• **Entries from a dataset**
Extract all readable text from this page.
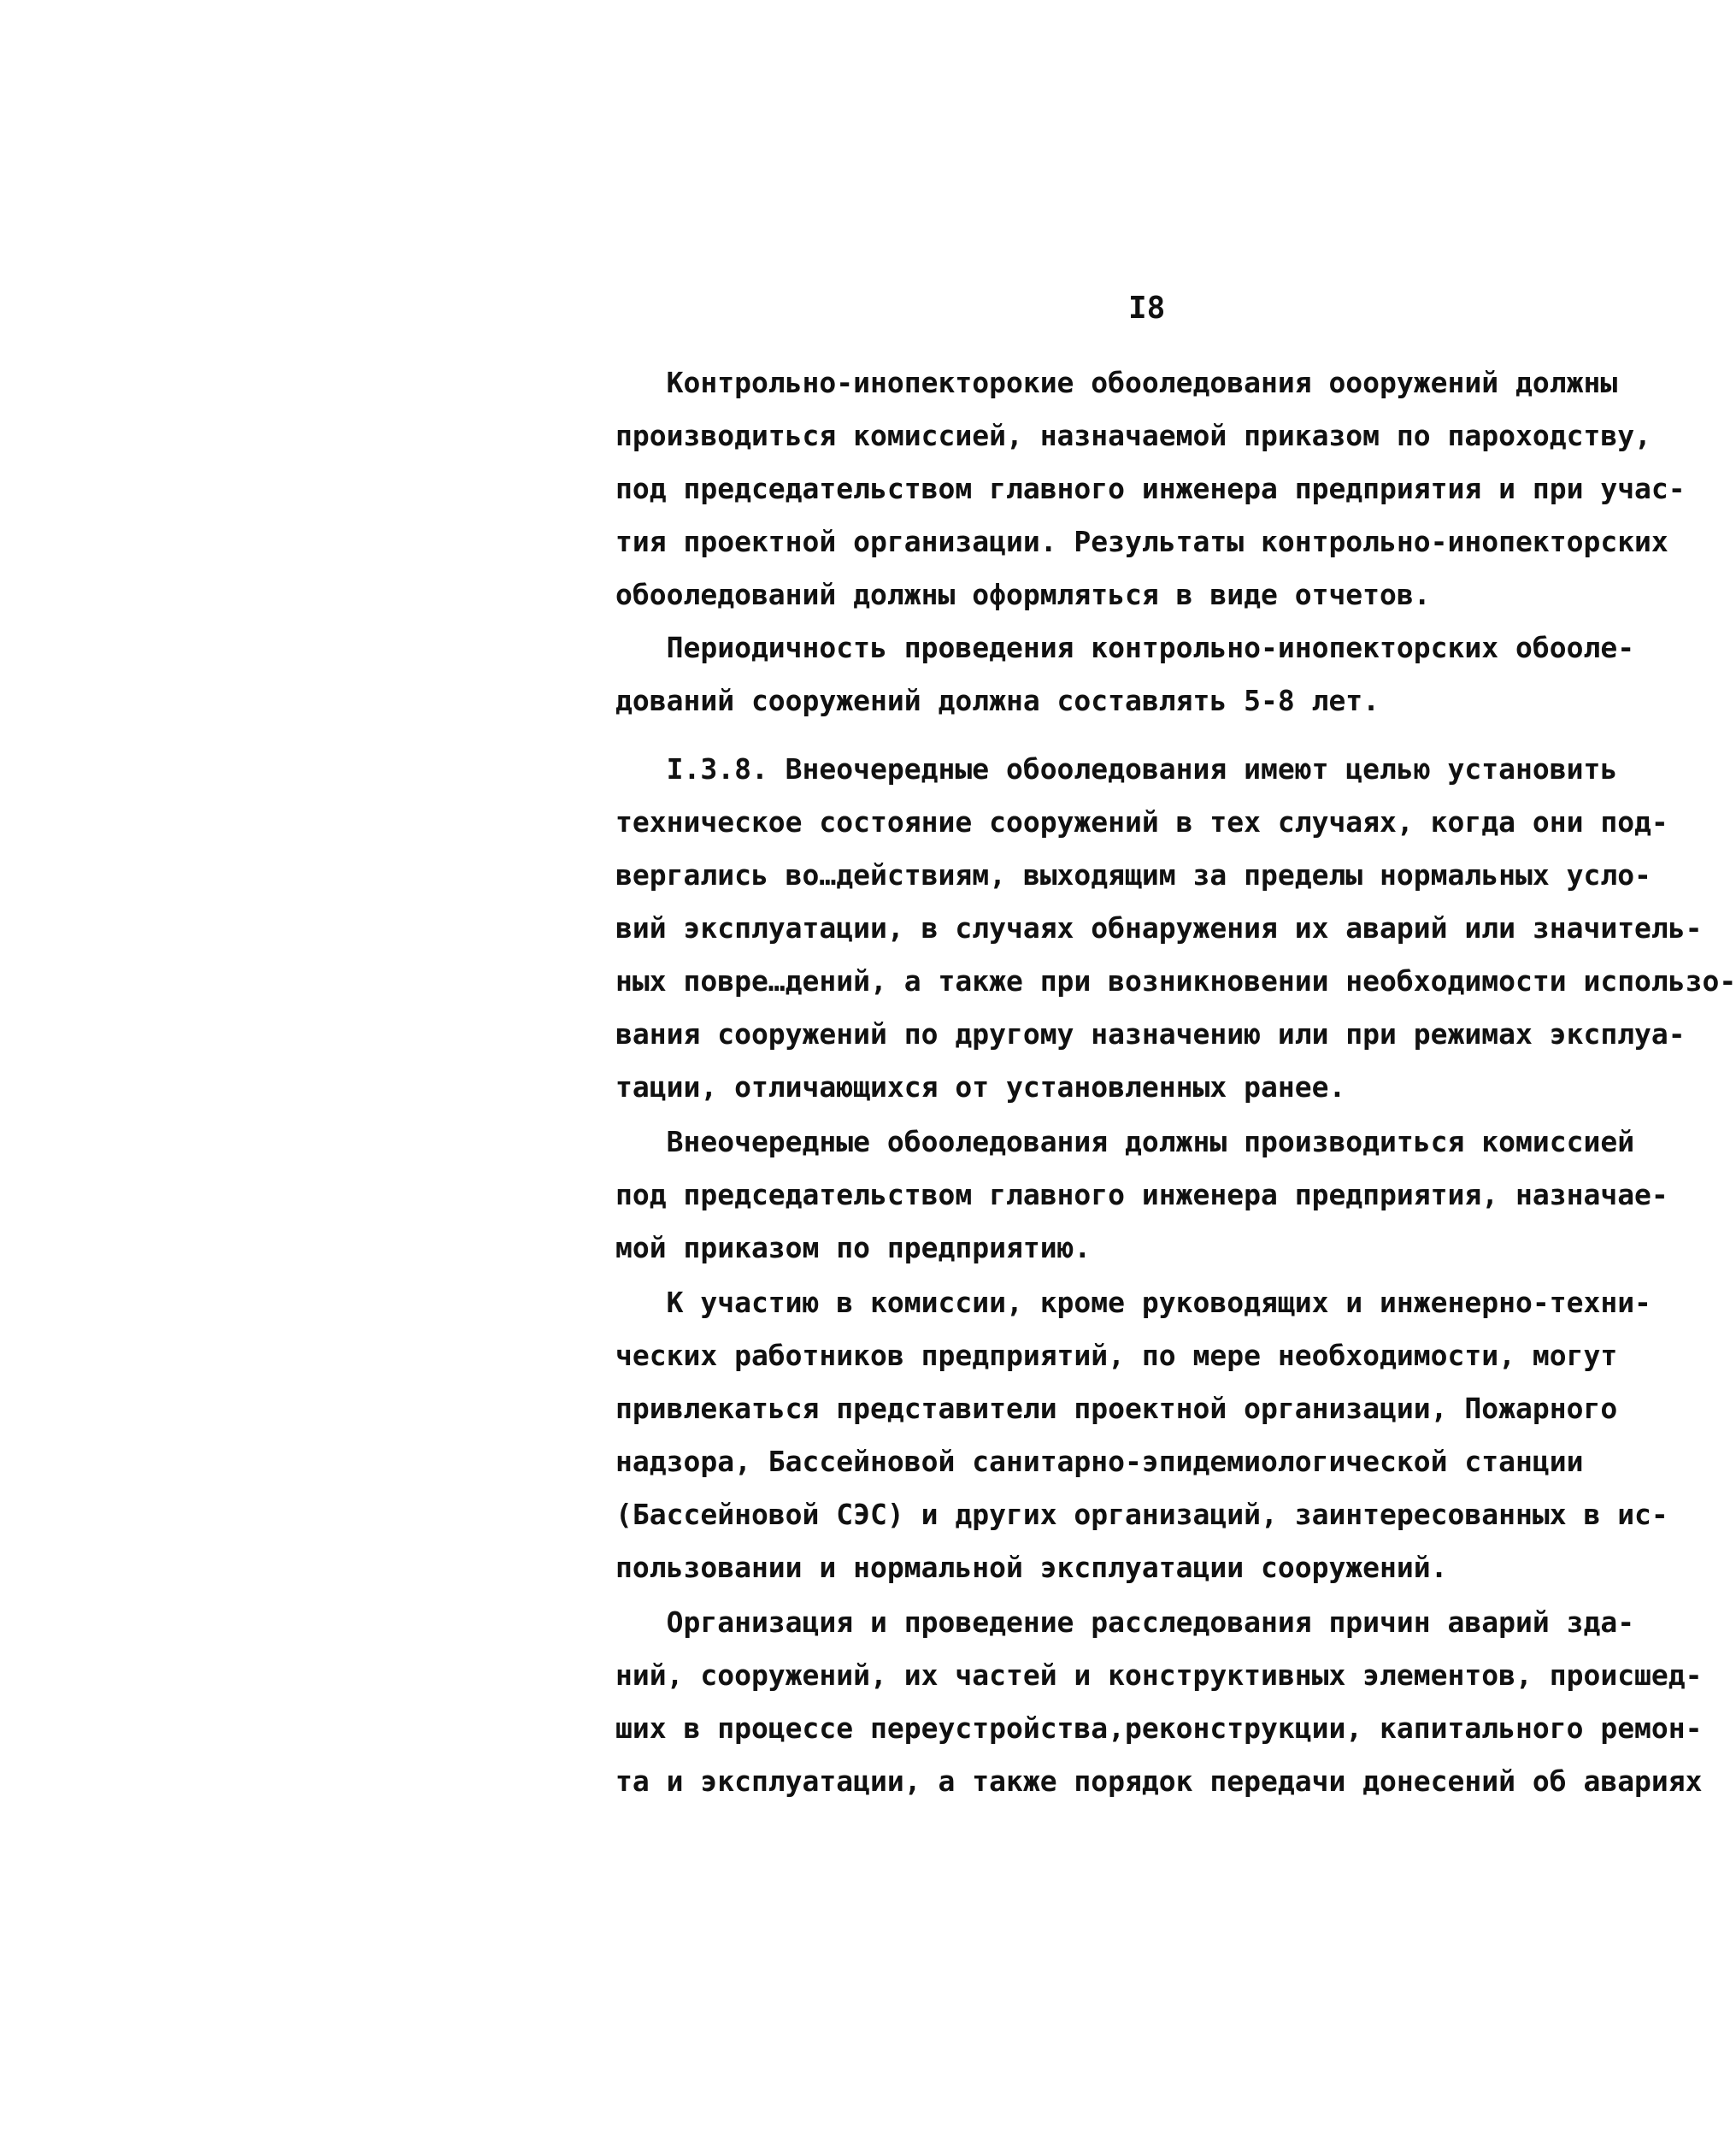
I8
Контрольно-инопекторокие обоoледования ооорyжений должны
производиться комиссией, назначаемой приказом по пароходству,
под председательством главного инженера предприятия и при учас-
тия проектной организации. Результаты контрольно-инопекторских
обоoледований должны оформляться в виде отчетов.
Периодичность проведения контрольно-инопекторских обоoле-
дований сооружений должна составлять 5-8 лет.
I.3.8. Внеочередные обоoледования имеют целью установить
техническое состояние сооружений в тех случаях, когда они под-
вергались во…действиям, выходящим за пределы нормальных усло-
вий эксплуатации, в случаях обнаружения их аварий или значитель-
ных повре…дений, а также при возникновении необходимости использо-
вания сооружений по другому назначению или при режимах эксплуа-
тации, отличающихся от установленных ранее.
Внеочередные обоoледования должны производиться комиссией
под председательством главного инженера предприятия, назначае-
мой приказом по предприятию.
К участию в комиссии, кроме руководящих и инженерно-техни-
ческих работников предприятий, по мере необходимости, могут
привлекаться представители проектной организации, Пожарного
надзора, Бассейновой санитарно-эпидемиологической станции
(Бассейновой СЭС) и других организаций, заинтересованных в ис-
пользовании и нормальной эксплуатации сооружений.
Организация и проведение расследования причин аварий зда-
ний, сооружений, их частей и конструктивных элементов, происшед-
ших в процессе переустройства,реконструкции, капитального ремон-
та и эксплуатации, а также порядок передачи донесений об авариях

• **Aim**
Set down all the data again exactly as above, pictures excluded.

• **Written response**
Extract all readable text from this page.
I8
Контрольно-инопекторокие обоoледования ооорyжений должны
производиться комиссией, назначаемой приказом по пароходству,
под председательством главного инженера предприятия и при учас-
тия проектной организации. Результаты контрольно-инопекторских
обоoледований должны оформляться в виде отчетов.
Периодичность проведения контрольно-инопекторских обоoле-
дований сооружений должна составлять 5-8 лет.
I.3.8. Внеочередные обоoледования имеют целью установить
техническое состояние сооружений в тех случаях, когда они под-
вергались во…действиям, выходящим за пределы нормальных усло-
вий эксплуатации, в случаях обнаружения их аварий или значитель-
ных повре…дений, а также при возникновении необходимости использо-
вания сооружений по другому назначению или при режимах эксплуа-
тации, отличающихся от установленных ранее.
Внеочередные обоoледования должны производиться комиссией
под председательством главного инженера предприятия, назначае-
мой приказом по предприятию.
К участию в комиссии, кроме руководящих и инженерно-техни-
ческих работников предприятий, по мере необходимости, могут
привлекаться представители проектной организации, Пожарного
надзора, Бассейновой санитарно-эпидемиологической станции
(Бассейновой СЭС) и других организаций, заинтересованных в ис-
пользовании и нормальной эксплуатации сооружений.
Организация и проведение расследования причин аварий зда-
ний, сооружений, их частей и конструктивных элементов, происшед-
ших в процессе переустройства,реконструкции, капитального ремон-
та и эксплуатации, а также порядок передачи донесений об авариях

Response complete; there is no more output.